What to do:
Where does the string "Salsiccia" appear? Copy every line of the entries below that holds it.

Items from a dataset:

▼

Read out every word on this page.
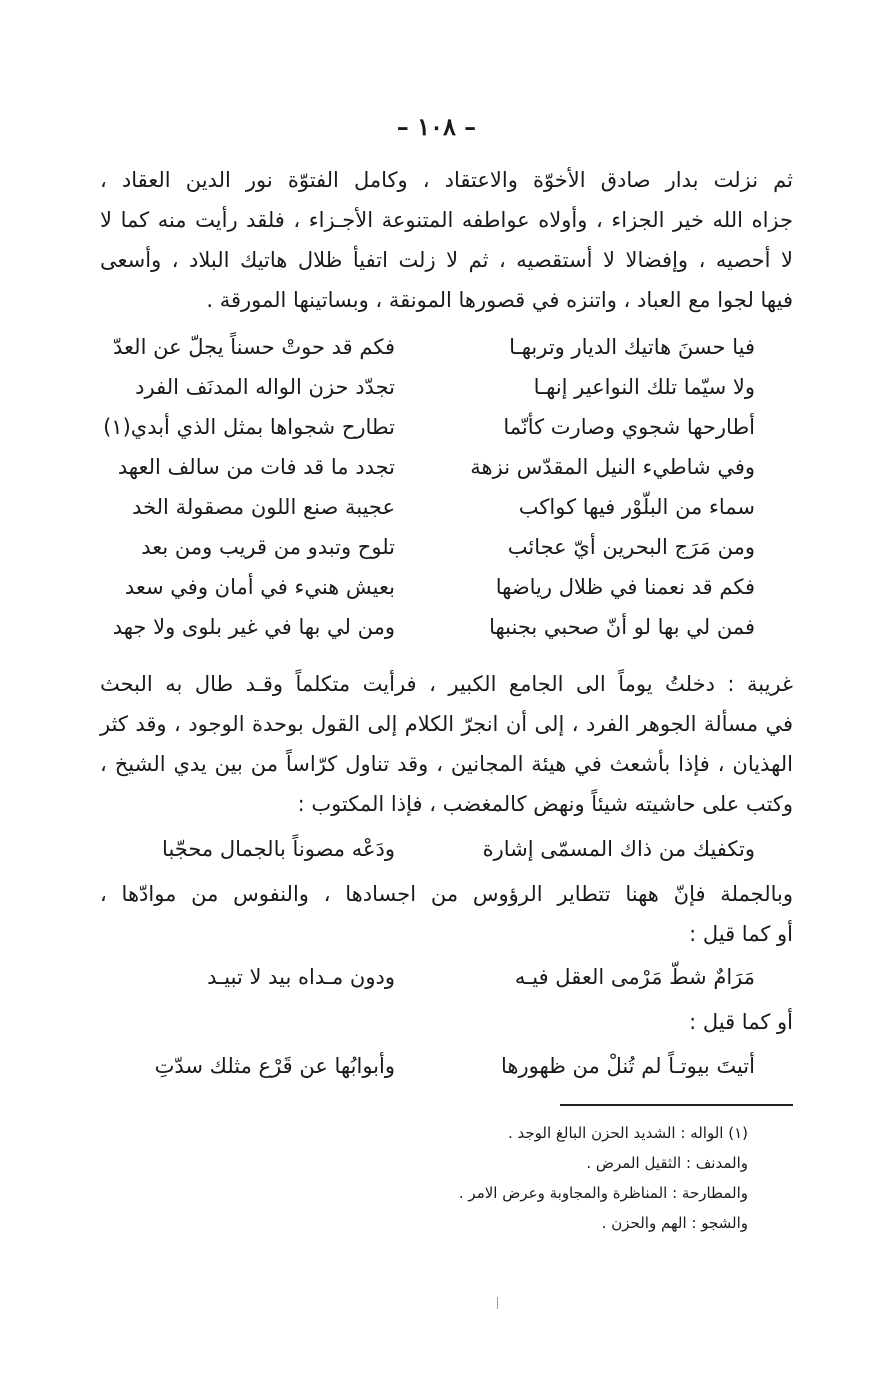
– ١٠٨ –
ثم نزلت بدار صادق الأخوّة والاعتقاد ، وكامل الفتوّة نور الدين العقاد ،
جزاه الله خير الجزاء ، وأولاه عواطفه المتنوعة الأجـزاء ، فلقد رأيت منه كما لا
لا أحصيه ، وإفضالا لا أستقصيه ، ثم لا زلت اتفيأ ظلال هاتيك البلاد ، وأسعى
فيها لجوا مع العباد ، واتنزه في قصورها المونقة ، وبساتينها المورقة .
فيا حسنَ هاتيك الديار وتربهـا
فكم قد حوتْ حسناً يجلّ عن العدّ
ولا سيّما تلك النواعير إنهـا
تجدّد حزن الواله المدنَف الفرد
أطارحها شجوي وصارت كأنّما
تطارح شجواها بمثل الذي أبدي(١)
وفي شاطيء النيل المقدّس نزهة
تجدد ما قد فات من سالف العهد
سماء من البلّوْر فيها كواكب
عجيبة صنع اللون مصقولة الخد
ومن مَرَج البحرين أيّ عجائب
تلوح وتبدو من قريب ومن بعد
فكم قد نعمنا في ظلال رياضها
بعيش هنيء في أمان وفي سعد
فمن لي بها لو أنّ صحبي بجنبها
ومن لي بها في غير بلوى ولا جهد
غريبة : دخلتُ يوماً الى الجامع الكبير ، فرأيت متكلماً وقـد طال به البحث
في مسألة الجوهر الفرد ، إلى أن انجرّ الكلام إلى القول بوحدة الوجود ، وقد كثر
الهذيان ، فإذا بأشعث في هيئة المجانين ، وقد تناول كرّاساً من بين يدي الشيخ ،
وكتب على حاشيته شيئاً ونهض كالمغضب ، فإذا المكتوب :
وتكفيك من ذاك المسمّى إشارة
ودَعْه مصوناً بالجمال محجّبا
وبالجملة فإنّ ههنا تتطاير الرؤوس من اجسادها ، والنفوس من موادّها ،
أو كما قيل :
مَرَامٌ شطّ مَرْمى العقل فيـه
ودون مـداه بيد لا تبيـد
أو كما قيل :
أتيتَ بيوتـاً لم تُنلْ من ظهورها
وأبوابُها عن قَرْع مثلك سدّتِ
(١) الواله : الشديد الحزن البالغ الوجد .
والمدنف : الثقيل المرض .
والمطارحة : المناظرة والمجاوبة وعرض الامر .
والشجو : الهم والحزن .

▲
▼

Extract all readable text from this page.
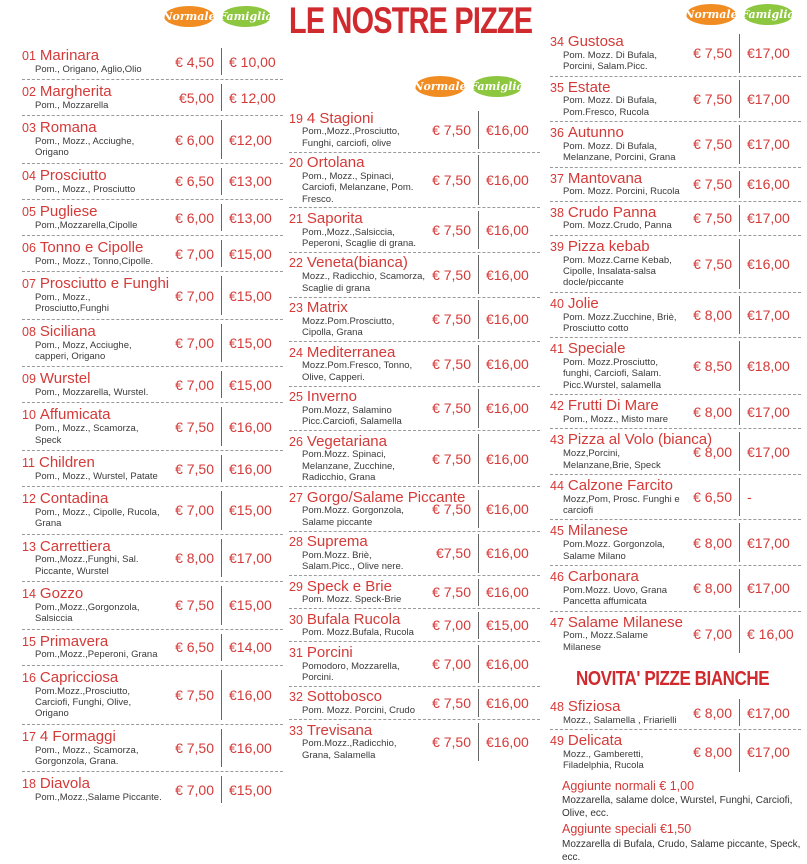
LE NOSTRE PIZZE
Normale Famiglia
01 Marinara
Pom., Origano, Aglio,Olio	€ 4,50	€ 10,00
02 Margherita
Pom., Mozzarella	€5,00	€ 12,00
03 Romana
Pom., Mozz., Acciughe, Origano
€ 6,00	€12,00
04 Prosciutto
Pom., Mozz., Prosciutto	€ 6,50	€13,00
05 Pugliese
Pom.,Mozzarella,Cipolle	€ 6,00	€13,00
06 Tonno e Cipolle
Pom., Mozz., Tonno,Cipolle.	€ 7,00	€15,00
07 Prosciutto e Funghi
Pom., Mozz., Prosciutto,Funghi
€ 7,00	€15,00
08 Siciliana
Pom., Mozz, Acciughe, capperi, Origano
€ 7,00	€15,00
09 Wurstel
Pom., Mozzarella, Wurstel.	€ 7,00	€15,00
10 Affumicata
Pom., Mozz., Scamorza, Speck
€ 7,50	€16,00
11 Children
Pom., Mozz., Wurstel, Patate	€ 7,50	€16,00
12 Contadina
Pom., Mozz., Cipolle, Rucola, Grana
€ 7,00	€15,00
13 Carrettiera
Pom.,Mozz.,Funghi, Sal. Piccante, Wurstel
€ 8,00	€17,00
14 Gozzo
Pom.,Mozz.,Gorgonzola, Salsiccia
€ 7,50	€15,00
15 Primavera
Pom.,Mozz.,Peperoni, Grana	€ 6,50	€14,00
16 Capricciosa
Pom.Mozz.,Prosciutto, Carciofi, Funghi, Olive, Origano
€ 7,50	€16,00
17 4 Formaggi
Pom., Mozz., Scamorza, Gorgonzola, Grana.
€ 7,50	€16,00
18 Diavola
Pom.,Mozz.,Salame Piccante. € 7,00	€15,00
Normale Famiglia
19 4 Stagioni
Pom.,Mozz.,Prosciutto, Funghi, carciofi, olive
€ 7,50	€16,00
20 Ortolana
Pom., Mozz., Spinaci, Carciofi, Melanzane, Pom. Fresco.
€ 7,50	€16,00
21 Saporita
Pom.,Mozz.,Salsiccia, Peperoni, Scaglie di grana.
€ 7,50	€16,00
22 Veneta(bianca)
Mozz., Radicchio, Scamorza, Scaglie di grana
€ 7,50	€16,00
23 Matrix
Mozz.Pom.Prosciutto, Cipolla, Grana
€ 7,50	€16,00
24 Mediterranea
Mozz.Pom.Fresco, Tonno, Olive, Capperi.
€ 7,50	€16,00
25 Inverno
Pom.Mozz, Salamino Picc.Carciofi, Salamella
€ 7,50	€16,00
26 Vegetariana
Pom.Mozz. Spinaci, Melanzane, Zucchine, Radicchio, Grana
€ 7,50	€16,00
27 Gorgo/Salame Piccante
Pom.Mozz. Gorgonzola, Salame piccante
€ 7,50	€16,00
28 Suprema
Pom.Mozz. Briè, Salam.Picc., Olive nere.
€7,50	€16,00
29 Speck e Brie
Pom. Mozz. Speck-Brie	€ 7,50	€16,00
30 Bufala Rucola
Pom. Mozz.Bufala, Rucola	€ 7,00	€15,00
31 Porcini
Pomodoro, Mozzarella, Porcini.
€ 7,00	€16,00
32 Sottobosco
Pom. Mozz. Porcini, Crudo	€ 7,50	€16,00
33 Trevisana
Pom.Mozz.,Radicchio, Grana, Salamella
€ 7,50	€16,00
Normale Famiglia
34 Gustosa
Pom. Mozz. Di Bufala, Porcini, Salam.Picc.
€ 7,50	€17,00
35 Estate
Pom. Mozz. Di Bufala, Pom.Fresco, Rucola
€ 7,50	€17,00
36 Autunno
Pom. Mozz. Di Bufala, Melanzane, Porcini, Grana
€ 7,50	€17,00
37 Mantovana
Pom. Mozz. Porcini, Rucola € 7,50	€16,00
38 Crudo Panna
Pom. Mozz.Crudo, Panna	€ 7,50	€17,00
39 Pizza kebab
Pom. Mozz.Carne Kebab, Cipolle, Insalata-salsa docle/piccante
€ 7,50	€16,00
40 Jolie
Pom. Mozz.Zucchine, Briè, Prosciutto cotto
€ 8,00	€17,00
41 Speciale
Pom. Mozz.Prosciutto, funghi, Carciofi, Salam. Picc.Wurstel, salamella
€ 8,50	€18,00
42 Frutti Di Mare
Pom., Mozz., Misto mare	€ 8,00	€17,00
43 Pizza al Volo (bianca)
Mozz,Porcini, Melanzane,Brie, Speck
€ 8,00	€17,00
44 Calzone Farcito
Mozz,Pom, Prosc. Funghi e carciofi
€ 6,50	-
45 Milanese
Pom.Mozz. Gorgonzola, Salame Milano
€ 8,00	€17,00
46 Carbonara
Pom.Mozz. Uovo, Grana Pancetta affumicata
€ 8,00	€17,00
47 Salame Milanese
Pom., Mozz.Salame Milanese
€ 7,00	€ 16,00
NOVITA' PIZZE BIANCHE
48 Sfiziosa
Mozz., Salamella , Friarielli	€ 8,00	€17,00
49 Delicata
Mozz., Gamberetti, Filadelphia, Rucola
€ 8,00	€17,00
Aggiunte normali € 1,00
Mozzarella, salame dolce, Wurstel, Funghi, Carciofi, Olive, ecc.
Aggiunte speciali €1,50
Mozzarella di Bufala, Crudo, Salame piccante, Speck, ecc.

▲

Result of the task:
Pom.,Mozz.,Gorgonzola, Salsiccia
Pom.,Mozz.,Salsiccia, Peperoni, Scaglie di grana.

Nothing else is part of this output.